▶ DATA SUPPLIED:
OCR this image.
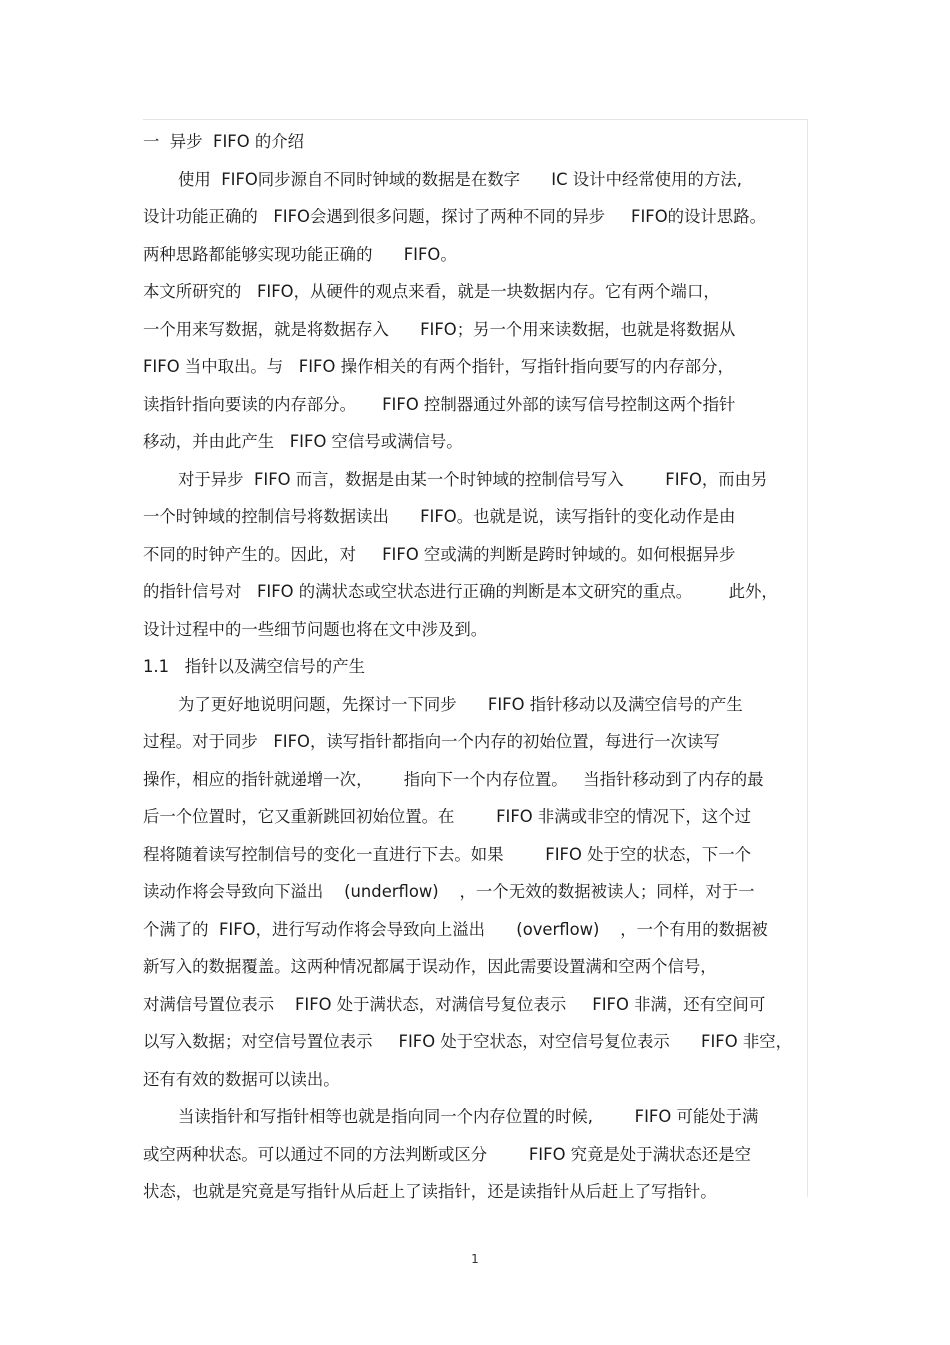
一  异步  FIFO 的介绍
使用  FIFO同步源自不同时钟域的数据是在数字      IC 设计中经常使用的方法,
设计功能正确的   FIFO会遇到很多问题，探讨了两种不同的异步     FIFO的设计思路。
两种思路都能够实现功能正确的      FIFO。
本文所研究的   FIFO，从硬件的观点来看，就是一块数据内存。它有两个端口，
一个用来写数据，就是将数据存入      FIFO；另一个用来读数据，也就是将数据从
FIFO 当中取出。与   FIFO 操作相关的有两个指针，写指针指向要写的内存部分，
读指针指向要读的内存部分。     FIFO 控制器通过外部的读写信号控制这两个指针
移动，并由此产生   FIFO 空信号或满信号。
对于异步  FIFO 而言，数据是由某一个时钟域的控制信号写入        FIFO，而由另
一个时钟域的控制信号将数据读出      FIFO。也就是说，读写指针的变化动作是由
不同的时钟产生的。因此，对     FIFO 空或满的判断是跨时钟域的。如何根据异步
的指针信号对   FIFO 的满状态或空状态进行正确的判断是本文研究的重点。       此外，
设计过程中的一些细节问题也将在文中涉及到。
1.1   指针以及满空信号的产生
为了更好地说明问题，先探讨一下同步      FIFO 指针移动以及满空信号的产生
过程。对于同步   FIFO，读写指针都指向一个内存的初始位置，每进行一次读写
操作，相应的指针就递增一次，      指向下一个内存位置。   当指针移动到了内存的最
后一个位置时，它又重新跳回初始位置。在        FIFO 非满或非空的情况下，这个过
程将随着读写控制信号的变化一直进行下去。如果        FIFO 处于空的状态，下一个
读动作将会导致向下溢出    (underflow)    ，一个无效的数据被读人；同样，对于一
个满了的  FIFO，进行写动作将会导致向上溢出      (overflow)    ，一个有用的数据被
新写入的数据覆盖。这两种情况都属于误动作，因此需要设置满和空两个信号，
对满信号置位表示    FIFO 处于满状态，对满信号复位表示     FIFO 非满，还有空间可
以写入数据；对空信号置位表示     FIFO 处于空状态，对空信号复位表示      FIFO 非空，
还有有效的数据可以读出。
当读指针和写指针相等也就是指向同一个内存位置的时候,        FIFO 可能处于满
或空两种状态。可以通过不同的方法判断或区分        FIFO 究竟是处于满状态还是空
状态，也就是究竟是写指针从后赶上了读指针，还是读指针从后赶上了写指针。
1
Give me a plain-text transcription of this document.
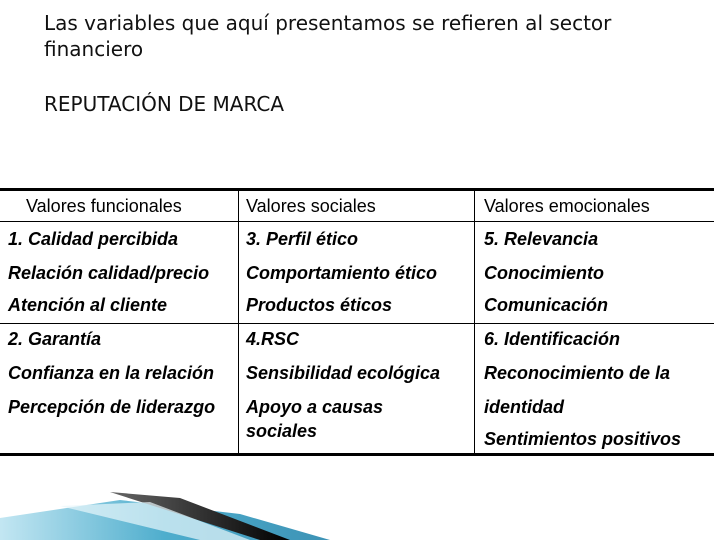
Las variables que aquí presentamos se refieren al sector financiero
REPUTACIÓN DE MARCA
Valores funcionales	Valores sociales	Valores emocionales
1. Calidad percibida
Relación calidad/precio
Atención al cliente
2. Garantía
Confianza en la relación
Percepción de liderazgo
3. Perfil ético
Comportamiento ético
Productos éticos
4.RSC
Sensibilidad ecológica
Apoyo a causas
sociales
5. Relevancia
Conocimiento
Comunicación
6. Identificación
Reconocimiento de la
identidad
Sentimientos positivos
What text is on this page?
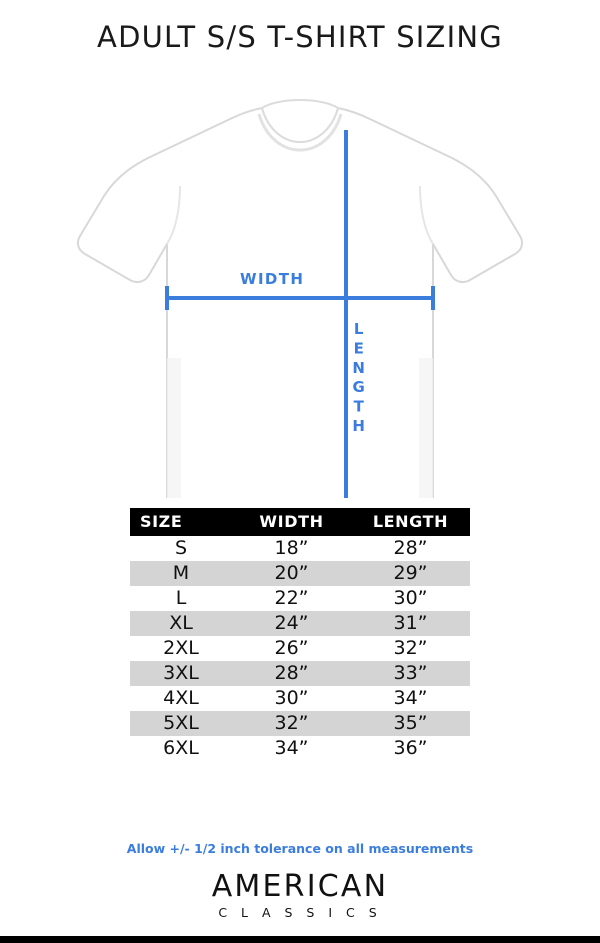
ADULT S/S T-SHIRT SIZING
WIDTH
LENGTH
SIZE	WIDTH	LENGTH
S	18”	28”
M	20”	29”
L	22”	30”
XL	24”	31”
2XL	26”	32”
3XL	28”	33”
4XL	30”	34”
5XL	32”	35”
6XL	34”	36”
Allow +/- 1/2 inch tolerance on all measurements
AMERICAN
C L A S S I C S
==
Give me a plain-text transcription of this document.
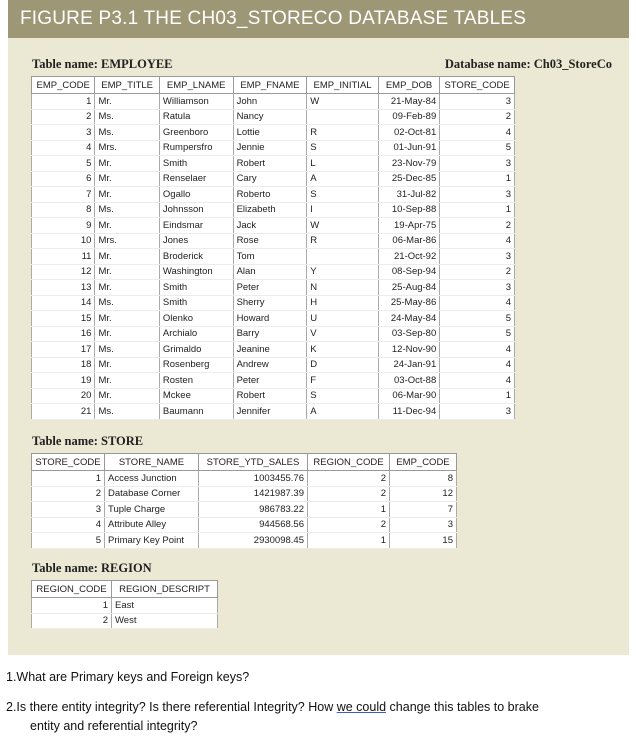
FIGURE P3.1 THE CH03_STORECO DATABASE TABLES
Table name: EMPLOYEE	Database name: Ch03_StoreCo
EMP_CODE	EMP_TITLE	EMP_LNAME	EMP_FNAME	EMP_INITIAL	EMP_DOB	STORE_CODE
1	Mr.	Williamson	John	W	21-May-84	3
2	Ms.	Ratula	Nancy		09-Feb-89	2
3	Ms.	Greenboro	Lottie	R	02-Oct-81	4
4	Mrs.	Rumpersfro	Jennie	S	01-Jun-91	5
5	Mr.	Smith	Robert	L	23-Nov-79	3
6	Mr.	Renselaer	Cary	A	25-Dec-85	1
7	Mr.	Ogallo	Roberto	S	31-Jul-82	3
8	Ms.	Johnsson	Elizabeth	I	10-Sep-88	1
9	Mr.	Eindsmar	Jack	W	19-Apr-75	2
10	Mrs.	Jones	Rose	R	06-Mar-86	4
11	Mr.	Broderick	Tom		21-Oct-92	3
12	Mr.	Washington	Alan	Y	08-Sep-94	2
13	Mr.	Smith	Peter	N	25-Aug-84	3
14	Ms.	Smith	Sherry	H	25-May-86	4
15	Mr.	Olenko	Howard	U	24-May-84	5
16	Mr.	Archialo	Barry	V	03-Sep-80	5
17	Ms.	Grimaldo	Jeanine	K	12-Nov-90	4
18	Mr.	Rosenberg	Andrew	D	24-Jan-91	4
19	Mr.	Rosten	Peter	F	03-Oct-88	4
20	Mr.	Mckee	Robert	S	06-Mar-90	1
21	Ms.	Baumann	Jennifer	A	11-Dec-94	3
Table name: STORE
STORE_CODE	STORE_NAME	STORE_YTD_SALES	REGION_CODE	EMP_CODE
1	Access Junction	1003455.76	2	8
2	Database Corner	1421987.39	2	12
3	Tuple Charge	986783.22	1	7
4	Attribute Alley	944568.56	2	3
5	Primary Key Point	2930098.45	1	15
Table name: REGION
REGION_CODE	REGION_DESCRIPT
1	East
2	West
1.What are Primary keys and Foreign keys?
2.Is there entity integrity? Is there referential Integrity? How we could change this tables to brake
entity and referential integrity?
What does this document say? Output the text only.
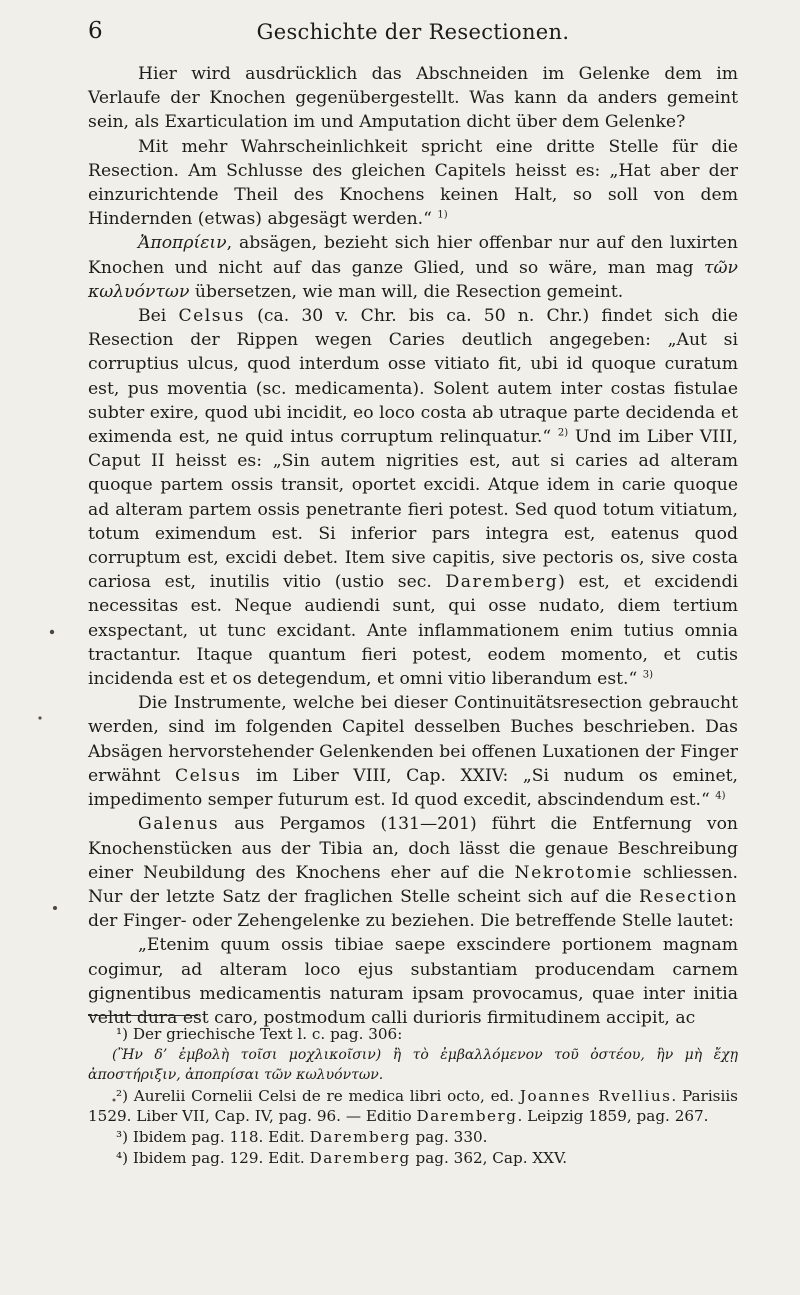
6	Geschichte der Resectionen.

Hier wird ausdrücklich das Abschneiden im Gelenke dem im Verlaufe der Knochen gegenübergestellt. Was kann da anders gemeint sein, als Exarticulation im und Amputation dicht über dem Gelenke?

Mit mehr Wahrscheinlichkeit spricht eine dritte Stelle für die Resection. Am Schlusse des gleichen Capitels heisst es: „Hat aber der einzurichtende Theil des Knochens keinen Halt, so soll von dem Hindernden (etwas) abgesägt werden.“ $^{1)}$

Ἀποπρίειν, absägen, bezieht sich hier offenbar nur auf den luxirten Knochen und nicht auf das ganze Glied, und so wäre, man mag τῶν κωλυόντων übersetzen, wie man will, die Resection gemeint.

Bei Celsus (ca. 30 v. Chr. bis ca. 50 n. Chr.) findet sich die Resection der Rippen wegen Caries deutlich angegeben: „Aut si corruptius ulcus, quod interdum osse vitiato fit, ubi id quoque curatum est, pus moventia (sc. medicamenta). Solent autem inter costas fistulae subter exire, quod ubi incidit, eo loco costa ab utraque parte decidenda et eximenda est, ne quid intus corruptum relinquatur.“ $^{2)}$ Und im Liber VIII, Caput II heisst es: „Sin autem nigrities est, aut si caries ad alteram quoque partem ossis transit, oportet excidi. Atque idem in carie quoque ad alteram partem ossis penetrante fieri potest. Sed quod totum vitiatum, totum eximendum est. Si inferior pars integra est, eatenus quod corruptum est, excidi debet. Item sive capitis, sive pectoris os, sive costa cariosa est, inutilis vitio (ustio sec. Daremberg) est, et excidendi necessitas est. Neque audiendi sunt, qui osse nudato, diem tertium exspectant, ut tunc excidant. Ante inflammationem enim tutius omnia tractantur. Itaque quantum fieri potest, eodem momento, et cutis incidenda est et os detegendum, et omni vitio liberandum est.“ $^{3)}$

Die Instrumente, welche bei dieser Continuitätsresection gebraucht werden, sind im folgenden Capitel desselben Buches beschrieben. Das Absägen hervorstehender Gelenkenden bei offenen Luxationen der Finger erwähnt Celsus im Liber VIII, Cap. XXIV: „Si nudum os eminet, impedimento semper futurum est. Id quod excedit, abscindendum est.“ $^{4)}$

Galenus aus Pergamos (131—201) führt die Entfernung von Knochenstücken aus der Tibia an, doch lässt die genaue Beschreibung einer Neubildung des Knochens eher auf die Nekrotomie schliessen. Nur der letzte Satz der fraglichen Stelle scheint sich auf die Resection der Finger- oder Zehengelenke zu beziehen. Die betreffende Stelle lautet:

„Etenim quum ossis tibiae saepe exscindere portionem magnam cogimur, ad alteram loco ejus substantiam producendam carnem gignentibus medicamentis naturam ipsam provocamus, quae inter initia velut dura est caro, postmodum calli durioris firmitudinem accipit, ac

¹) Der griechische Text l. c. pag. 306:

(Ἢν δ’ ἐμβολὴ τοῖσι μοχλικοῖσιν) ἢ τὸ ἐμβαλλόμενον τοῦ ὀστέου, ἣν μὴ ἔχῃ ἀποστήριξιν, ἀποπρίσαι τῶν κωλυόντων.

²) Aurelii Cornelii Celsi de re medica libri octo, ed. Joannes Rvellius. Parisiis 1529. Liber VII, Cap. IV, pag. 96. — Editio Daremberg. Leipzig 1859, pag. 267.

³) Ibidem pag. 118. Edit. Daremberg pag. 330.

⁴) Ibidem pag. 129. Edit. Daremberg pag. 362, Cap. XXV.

▶ THE REQUEST: Pull every line containing the word "inter" out of the material.

▶ RESULT OF THE EXERCISE:
Bei Celsus (ca. 30 v. Chr. bis ca. 50 n. Chr.) findet sich die Resection der Rippen wegen Caries deutlich angegeben: „Aut si corruptius ulcus, quod interdum osse vitiato fit, ubi id quoque curatum est, pus moventia (sc. medicamenta). Solent autem inter costas fistulae subter exire, quod ubi incidit, eo loco costa ab utraque parte decidenda et eximenda est, ne quid intus corruptum relinquatur.“ $^{2)}$ Und im Liber VIII, Caput II heisst es: „Sin autem nigrities est, aut si caries ad alteram quoque partem ossis transit, oportet excidi. Atque idem in carie quoque ad alteram partem ossis penetrante fieri potest. Sed quod totum vitiatum, totum eximendum est. Si inferior pars integra est, eatenus quod corruptum est, excidi debet. Item sive capitis, sive pectoris os, sive costa cariosa est, inutilis vitio (ustio sec. Daremberg) est, et excidendi necessitas est. Neque audiendi sunt, qui osse nudato, diem tertium exspectant, ut tunc excidant. Ante inflammationem enim tutius omnia tractantur. Itaque quantum fieri potest, eodem momento, et cutis incidenda est et os detegendum, et omni vitio liberandum est.“ $^{3)}$
„Etenim quum ossis tibiae saepe exscindere portionem magnam cogimur, ad alteram loco ejus substantiam producendam carnem gignentibus medicamentis naturam ipsam provocamus, quae inter initia velut dura est caro, postmodum calli durioris firmitudinem accipit, ac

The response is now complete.